Count how many lines of the material below have the word "length" and give only the number.

> **TASK MATERIAL**:
-------------------------

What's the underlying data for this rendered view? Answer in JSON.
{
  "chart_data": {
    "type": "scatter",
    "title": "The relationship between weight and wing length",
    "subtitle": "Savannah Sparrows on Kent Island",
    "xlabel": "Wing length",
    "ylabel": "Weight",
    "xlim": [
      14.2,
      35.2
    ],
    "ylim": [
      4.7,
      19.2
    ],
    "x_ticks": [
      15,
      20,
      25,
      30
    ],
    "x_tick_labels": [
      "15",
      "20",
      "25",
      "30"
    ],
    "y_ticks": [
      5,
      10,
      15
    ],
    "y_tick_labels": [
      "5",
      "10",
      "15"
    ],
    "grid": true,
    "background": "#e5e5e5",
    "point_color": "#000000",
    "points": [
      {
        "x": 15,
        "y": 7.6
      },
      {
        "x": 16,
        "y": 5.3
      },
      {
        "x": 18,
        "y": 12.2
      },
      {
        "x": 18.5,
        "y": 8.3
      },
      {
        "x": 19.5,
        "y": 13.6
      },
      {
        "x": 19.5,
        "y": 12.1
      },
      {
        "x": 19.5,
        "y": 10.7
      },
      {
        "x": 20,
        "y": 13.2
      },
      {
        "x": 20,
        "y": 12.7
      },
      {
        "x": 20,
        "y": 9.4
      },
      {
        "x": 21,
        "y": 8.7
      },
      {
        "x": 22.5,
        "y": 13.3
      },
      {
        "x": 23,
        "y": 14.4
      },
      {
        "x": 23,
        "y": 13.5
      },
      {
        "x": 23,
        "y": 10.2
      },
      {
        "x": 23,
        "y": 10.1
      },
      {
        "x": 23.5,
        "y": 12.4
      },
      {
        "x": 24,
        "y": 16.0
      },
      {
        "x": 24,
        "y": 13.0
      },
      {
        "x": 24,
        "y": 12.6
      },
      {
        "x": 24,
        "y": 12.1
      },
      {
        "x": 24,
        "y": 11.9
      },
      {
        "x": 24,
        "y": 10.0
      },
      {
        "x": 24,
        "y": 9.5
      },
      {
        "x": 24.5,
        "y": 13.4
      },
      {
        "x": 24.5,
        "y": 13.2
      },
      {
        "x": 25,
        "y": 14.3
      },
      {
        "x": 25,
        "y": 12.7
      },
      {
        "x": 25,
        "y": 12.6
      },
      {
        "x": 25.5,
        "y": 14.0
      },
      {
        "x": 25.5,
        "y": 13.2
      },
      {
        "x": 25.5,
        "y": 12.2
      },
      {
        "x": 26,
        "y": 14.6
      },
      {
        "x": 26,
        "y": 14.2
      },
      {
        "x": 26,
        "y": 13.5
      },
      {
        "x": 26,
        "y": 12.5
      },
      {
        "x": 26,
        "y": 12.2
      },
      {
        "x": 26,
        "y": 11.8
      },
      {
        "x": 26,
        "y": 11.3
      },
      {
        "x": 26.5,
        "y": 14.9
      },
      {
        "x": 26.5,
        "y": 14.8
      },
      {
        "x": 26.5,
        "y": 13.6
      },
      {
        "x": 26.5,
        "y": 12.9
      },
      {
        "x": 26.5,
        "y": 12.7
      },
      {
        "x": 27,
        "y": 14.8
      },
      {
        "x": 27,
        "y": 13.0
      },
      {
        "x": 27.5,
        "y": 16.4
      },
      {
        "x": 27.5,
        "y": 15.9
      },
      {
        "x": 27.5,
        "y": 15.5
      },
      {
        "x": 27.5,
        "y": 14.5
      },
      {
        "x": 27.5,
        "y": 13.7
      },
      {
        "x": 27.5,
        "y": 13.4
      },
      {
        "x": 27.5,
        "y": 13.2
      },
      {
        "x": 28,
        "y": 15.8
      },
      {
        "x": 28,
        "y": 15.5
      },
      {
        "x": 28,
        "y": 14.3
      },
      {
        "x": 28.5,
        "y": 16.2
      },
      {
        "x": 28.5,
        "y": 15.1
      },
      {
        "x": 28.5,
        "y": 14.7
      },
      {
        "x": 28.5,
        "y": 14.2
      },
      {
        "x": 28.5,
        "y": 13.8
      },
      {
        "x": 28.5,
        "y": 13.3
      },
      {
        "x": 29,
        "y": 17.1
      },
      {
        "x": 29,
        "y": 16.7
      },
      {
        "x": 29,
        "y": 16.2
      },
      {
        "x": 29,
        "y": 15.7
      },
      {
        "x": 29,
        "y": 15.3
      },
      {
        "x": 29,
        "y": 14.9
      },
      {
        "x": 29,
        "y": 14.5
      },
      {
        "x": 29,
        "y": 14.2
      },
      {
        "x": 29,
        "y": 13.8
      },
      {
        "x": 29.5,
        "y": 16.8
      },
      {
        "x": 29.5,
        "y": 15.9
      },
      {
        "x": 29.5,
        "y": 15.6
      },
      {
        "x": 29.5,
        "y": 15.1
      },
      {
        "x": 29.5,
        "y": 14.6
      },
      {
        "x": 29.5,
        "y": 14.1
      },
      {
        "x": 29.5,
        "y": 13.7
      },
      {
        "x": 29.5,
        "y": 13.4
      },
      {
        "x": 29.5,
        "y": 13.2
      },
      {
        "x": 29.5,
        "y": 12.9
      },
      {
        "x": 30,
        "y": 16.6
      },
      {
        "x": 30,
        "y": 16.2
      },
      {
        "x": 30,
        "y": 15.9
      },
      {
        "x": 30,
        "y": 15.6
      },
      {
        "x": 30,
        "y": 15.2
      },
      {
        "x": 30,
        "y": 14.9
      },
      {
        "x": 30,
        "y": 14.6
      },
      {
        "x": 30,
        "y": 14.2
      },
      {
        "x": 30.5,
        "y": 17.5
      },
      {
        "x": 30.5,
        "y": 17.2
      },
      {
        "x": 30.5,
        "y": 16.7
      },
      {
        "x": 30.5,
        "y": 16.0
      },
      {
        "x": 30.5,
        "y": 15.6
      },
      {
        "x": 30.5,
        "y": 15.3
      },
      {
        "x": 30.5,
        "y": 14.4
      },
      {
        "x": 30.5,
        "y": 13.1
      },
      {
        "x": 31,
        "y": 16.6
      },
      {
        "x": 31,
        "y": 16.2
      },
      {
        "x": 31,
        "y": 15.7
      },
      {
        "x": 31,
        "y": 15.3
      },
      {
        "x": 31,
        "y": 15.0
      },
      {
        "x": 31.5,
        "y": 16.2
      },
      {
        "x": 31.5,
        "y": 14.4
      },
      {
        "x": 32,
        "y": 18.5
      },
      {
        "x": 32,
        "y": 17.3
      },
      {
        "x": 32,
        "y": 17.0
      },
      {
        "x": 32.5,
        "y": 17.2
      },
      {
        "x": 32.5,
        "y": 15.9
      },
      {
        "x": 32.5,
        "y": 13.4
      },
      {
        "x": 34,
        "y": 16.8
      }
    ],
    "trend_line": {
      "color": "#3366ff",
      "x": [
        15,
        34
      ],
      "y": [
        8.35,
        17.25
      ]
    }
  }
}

-------------------------

> **RESPONSE FOR THIS EXERCISE**: 2